Goal:
Search the material and gather each line with "friendly" in it.

Entries taken from a collection:
◇ ◇ ◇ ◇
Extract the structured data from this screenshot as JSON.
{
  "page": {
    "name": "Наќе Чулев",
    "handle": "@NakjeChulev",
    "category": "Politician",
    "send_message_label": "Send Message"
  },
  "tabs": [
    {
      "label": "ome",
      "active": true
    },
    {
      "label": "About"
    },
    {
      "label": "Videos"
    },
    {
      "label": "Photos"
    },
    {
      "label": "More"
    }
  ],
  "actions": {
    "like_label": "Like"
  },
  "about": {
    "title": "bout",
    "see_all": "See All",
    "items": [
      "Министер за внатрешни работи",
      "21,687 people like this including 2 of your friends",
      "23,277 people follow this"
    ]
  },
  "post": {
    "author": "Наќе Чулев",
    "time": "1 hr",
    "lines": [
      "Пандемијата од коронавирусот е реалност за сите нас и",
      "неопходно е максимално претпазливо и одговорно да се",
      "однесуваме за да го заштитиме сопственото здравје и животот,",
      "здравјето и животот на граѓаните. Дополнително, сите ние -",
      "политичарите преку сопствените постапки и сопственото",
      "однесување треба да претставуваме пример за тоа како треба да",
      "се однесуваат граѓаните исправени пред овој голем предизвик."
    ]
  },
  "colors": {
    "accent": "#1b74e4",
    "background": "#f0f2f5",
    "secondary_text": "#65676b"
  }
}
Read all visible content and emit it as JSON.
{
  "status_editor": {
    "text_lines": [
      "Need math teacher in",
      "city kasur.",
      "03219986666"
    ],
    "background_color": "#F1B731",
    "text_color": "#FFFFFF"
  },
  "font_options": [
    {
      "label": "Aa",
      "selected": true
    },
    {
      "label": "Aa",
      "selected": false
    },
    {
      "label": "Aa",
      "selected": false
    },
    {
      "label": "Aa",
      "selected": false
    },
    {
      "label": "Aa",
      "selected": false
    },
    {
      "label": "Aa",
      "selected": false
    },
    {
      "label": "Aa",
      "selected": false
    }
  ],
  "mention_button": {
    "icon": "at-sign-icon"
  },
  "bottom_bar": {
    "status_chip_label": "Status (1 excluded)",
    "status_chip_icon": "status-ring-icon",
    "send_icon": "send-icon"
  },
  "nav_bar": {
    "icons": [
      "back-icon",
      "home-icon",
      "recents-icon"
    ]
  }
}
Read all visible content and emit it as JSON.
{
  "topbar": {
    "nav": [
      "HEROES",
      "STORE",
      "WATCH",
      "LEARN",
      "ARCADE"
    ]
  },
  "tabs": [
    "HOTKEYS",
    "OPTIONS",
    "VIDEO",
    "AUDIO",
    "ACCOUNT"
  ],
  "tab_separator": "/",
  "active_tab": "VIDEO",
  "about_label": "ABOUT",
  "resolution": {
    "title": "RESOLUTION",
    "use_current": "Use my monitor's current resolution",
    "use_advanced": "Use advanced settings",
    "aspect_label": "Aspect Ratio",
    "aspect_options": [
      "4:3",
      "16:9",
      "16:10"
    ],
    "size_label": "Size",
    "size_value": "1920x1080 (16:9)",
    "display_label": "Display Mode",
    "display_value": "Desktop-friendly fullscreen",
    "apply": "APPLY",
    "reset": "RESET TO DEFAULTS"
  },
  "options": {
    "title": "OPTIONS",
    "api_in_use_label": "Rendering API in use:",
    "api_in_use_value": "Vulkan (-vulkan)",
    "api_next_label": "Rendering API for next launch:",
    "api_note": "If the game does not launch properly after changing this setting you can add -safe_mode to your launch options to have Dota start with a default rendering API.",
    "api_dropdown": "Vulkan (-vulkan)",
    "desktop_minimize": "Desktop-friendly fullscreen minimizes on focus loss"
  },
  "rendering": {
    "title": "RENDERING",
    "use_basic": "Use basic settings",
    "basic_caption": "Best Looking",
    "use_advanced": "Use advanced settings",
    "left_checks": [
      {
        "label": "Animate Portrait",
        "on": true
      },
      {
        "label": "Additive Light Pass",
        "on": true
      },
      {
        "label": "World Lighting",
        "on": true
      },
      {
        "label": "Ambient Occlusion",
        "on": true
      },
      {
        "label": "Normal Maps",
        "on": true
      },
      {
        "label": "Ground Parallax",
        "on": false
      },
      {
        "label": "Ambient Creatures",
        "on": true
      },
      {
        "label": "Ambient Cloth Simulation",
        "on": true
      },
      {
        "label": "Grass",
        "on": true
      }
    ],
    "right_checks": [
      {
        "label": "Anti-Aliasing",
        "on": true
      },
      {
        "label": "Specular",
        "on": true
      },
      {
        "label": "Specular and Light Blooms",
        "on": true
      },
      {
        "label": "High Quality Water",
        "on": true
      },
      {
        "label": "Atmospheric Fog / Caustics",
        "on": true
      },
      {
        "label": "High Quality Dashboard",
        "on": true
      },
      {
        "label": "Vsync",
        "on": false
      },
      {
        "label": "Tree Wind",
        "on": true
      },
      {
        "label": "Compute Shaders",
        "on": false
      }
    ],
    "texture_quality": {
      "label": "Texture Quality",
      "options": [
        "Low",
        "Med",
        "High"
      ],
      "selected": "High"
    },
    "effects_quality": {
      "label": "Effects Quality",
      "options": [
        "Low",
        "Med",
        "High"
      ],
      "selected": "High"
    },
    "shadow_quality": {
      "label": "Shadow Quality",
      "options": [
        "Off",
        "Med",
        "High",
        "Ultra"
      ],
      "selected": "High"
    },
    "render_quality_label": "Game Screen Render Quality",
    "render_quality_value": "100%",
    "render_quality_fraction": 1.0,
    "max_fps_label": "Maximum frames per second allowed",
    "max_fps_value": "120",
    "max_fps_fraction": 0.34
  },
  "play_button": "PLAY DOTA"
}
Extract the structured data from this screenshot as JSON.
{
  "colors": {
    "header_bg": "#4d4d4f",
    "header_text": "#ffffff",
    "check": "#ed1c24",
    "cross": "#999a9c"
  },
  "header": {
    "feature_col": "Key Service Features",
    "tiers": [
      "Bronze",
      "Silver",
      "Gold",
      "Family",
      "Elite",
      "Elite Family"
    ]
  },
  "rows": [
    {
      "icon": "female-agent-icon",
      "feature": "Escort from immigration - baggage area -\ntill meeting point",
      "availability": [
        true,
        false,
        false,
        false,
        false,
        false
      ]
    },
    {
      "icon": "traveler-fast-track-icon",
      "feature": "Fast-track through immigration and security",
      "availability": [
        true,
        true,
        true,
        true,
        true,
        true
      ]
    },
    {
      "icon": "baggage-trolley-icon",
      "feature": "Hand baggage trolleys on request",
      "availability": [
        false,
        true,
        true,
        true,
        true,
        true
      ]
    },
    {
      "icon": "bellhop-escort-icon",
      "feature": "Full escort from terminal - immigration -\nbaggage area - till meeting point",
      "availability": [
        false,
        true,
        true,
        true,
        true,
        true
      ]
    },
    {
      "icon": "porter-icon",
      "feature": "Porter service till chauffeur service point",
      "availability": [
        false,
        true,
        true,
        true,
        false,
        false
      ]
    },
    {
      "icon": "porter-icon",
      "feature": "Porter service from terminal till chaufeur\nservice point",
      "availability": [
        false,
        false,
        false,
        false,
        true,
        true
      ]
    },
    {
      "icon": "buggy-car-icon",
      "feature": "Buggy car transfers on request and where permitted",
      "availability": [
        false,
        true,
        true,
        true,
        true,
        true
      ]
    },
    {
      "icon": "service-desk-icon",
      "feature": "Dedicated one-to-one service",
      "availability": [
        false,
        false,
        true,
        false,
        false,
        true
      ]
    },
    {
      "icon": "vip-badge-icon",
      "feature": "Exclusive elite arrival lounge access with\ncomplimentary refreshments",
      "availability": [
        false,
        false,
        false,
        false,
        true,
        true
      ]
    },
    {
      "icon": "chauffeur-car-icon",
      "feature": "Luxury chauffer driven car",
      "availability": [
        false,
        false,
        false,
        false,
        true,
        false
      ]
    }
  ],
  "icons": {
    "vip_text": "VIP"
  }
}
◇ ◇ ◇ ◇
Complete response:
    "display_value": "Desktop-friendly fullscreen",
    "desktop_minimize": "Desktop-friendly fullscreen minimizes on focus loss"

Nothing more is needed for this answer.